Job: Reproduce every entry exactly.

Records shown:

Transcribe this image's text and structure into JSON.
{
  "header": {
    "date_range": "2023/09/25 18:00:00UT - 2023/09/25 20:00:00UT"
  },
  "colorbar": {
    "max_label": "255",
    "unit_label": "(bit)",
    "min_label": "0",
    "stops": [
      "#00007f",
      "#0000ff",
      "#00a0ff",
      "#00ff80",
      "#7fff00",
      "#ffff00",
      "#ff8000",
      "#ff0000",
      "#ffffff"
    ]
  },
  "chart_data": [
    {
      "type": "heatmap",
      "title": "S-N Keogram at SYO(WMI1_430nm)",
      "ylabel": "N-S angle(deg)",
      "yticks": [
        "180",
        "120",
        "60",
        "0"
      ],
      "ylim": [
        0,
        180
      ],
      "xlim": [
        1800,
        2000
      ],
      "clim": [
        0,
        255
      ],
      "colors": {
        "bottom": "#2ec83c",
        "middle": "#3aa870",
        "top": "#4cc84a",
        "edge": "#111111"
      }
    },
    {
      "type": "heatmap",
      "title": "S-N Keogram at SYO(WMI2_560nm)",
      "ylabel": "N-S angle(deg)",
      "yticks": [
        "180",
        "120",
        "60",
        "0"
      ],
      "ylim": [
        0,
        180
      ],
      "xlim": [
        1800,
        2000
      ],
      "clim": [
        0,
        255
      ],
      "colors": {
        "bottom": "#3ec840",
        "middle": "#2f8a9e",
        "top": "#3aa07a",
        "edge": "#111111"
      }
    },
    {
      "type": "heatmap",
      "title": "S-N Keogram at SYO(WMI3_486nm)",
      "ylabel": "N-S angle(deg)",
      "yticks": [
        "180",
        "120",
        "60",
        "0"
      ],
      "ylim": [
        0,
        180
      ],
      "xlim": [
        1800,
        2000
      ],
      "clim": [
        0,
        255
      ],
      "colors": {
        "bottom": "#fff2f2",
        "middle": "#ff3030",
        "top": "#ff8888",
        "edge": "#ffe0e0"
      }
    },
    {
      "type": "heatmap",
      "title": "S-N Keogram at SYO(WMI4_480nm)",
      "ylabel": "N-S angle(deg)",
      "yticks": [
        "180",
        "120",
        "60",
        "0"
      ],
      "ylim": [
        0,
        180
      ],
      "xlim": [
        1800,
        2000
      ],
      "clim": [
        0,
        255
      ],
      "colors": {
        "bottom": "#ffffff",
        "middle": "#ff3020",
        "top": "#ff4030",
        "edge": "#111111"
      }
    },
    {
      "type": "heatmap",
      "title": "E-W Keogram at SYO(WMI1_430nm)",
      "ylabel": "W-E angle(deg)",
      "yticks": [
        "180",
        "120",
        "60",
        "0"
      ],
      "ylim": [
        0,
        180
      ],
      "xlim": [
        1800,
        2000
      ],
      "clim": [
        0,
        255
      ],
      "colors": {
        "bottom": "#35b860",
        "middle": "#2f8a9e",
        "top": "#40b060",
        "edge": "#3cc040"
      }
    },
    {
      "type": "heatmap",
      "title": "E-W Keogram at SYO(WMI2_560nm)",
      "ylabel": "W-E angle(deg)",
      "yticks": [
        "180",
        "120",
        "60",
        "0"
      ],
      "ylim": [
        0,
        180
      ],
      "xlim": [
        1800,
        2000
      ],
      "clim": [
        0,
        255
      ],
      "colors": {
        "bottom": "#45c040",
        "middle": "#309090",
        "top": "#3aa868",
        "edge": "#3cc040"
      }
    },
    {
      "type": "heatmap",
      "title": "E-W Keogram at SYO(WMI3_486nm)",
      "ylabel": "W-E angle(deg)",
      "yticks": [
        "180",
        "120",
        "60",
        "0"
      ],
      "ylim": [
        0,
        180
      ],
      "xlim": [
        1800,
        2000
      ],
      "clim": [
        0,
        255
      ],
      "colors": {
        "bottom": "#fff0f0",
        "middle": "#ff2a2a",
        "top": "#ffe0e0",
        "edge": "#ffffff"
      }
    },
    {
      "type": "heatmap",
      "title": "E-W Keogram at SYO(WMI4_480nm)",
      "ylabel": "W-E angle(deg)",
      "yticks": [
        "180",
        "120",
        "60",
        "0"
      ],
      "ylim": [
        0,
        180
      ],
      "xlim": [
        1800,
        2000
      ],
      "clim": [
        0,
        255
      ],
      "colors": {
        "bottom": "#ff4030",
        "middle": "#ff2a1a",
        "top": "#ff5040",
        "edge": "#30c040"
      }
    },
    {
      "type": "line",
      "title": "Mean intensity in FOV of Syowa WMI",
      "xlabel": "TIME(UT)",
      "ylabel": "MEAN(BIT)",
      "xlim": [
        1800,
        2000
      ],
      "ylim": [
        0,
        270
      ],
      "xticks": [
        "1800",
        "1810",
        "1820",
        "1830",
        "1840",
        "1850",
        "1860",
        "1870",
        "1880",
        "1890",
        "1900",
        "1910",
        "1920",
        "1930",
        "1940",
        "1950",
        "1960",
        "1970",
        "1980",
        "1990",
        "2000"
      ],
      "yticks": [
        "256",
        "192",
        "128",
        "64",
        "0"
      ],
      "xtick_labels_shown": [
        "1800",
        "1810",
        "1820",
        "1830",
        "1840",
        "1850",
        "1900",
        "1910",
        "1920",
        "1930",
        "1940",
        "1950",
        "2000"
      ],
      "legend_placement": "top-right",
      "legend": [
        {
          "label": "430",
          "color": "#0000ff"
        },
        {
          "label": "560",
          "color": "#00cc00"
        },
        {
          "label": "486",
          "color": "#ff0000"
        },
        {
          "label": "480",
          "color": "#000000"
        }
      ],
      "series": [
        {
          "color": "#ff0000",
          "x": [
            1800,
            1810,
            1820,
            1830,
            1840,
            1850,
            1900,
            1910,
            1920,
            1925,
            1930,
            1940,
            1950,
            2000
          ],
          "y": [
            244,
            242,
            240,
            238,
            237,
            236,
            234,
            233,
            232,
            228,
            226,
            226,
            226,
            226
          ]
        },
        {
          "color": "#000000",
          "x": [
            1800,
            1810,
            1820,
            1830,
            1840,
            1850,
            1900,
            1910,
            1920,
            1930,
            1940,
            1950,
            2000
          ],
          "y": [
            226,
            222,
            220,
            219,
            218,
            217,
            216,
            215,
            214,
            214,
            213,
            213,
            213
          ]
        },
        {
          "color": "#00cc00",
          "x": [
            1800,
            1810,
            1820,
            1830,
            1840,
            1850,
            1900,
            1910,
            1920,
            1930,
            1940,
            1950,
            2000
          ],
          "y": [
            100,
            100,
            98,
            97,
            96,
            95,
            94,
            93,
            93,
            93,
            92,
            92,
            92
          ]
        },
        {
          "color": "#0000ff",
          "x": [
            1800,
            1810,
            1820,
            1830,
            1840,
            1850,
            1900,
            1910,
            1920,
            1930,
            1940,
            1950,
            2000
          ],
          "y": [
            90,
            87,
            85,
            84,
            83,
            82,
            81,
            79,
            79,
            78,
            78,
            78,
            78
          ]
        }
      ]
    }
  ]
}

Task result:
Transcribe this image's text and structure into JSON.
{
  "header": {
    "date_range": "2023/09/25 18:00:00UT - 2023/09/25 20:00:00UT"
  },
  "colorbar": {
    "max_label": "255",
    "unit_label": "(bit)",
    "min_label": "0",
    "stops": [
      "#00007f",
      "#0000ff",
      "#00a0ff",
      "#00ff80",
      "#7fff00",
      "#ffff00",
      "#ff8000",
      "#ff0000",
      "#ffffff"
    ]
  },
  "chart_data": [
    {
      "type": "heatmap",
      "title": "S-N Keogram at SYO(WMI1_430nm)",
      "ylabel": "N-S angle(deg)",
      "yticks": [
        "180",
        "120",
        "60",
        "0"
      ],
      "ylim": [
        0,
        180
      ],
      "xlim": [
        1800,
        2000
      ],
      "clim": [
        0,
        255
      ],
      "colors": {
        "bottom": "#2ec83c",
        "middle": "#3aa870",
        "top": "#4cc84a",
        "edge": "#111111"
      }
    },
    {
      "type": "heatmap",
      "title": "S-N Keogram at SYO(WMI2_560nm)",
      "ylabel": "N-S angle(deg)",
      "yticks": [
        "180",
        "120",
        "60",
        "0"
      ],
      "ylim": [
        0,
        180
      ],
      "xlim": [
        1800,
        2000
      ],
      "clim": [
        0,
        255
      ],
      "colors": {
        "bottom": "#3ec840",
        "middle": "#2f8a9e",
        "top": "#3aa07a",
        "edge": "#111111"
      }
    },
    {
      "type": "heatmap",
      "title": "S-N Keogram at SYO(WMI3_486nm)",
      "ylabel": "N-S angle(deg)",
      "yticks": [
        "180",
        "120",
        "60",
        "0"
      ],
      "ylim": [
        0,
        180
      ],
      "xlim": [
        1800,
        2000
      ],
      "clim": [
        0,
        255
      ],
      "colors": {
        "bottom": "#fff2f2",
        "middle": "#ff3030",
        "top": "#ff8888",
        "edge": "#ffe0e0"
      }
    },
    {
      "type": "heatmap",
      "title": "S-N Keogram at SYO(WMI4_480nm)",
      "ylabel": "N-S angle(deg)",
      "yticks": [
        "180",
        "120",
        "60",
        "0"
      ],
      "ylim": [
        0,
        180
      ],
      "xlim": [
        1800,
        2000
      ],
      "clim": [
        0,
        255
      ],
      "colors": {
        "bottom": "#ffffff",
        "middle": "#ff3020",
        "top": "#ff4030",
        "edge": "#111111"
      }
    },
    {
      "type": "heatmap",
      "title": "E-W Keogram at SYO(WMI1_430nm)",
      "ylabel": "W-E angle(deg)",
      "yticks": [
        "180",
        "120",
        "60",
        "0"
      ],
      "ylim": [
        0,
        180
      ],
      "xlim": [
        1800,
        2000
      ],
      "clim": [
        0,
        255
      ],
      "colors": {
        "bottom": "#35b860",
        "middle": "#2f8a9e",
        "top": "#40b060",
        "edge": "#3cc040"
      }
    },
    {
      "type": "heatmap",
      "title": "E-W Keogram at SYO(WMI2_560nm)",
      "ylabel": "W-E angle(deg)",
      "yticks": [
        "180",
        "120",
        "60",
        "0"
      ],
      "ylim": [
        0,
        180
      ],
      "xlim": [
        1800,
        2000
      ],
      "clim": [
        0,
        255
      ],
      "colors": {
        "bottom": "#45c040",
        "middle": "#309090",
        "top": "#3aa868",
        "edge": "#3cc040"
      }
    },
    {
      "type": "heatmap",
      "title": "E-W Keogram at SYO(WMI3_486nm)",
      "ylabel": "W-E angle(deg)",
      "yticks": [
        "180",
        "120",
        "60",
        "0"
      ],
      "ylim": [
        0,
        180
      ],
      "xlim": [
        1800,
        2000
      ],
      "clim": [
        0,
        255
      ],
      "colors": {
        "bottom": "#fff0f0",
        "middle": "#ff2a2a",
        "top": "#ffe0e0",
        "edge": "#ffffff"
      }
    },
    {
      "type": "heatmap",
      "title": "E-W Keogram at SYO(WMI4_480nm)",
      "ylabel": "W-E angle(deg)",
      "yticks": [
        "180",
        "120",
        "60",
        "0"
      ],
      "ylim": [
        0,
        180
      ],
      "xlim": [
        1800,
        2000
      ],
      "clim": [
        0,
        255
      ],
      "colors": {
        "bottom": "#ff4030",
        "middle": "#ff2a1a",
        "top": "#ff5040",
        "edge": "#30c040"
      }
    },
    {
      "type": "line",
      "title": "Mean intensity in FOV of Syowa WMI",
      "xlabel": "TIME(UT)",
      "ylabel": "MEAN(BIT)",
      "xlim": [
        1800,
        2000
      ],
      "ylim": [
        0,
        270
      ],
      "xticks": [
        "1800",
        "1810",
        "1820",
        "1830",
        "1840",
        "1850",
        "1860",
        "1870",
        "1880",
        "1890",
        "1900",
        "1910",
        "1920",
        "1930",
        "1940",
        "1950",
        "1960",
        "1970",
        "1980",
        "1990",
        "2000"
      ],
      "yticks": [
        "256",
        "192",
        "128",
        "64",
        "0"
      ],
      "xtick_labels_shown": [
        "1800",
        "1810",
        "1820",
        "1830",
        "1840",
        "1850",
        "1900",
        "1910",
        "1920",
        "1930",
        "1940",
        "1950",
        "2000"
      ],
      "legend_placement": "top-right",
      "legend": [
        {
          "label": "430",
          "color": "#0000ff"
        },
        {
          "label": "560",
          "color": "#00cc00"
        },
        {
          "label": "486",
          "color": "#ff0000"
        },
        {
          "label": "480",
          "color": "#000000"
        }
      ],
      "series": [
        {
          "color": "#ff0000",
          "x": [
            1800,
            1810,
            1820,
            1830,
            1840,
            1850,
            1900,
            1910,
            1920,
            1925,
            1930,
            1940,
            1950,
            2000
          ],
          "y": [
            244,
            242,
            240,
            238,
            237,
            236,
            234,
            233,
            232,
            228,
            226,
            226,
            226,
            226
          ]
        },
        {
          "color": "#000000",
          "x": [
            1800,
            1810,
            1820,
            1830,
            1840,
            1850,
            1900,
            1910,
            1920,
            1930,
            1940,
            1950,
            2000
          ],
          "y": [
            226,
            222,
            220,
            219,
            218,
            217,
            216,
            215,
            214,
            214,
            213,
            213,
            213
          ]
        },
        {
          "color": "#00cc00",
          "x": [
            1800,
            1810,
            1820,
            1830,
            1840,
            1850,
            1900,
            1910,
            1920,
            1930,
            1940,
            1950,
            2000
          ],
          "y": [
            100,
            100,
            98,
            97,
            96,
            95,
            94,
            93,
            93,
            93,
            92,
            92,
            92
          ]
        },
        {
          "color": "#0000ff",
          "x": [
            1800,
            1810,
            1820,
            1830,
            1840,
            1850,
            1900,
            1910,
            1920,
            1930,
            1940,
            1950,
            2000
          ],
          "y": [
            90,
            87,
            85,
            84,
            83,
            82,
            81,
            79,
            79,
            78,
            78,
            78,
            78
          ]
        }
      ]
    }
  ]
}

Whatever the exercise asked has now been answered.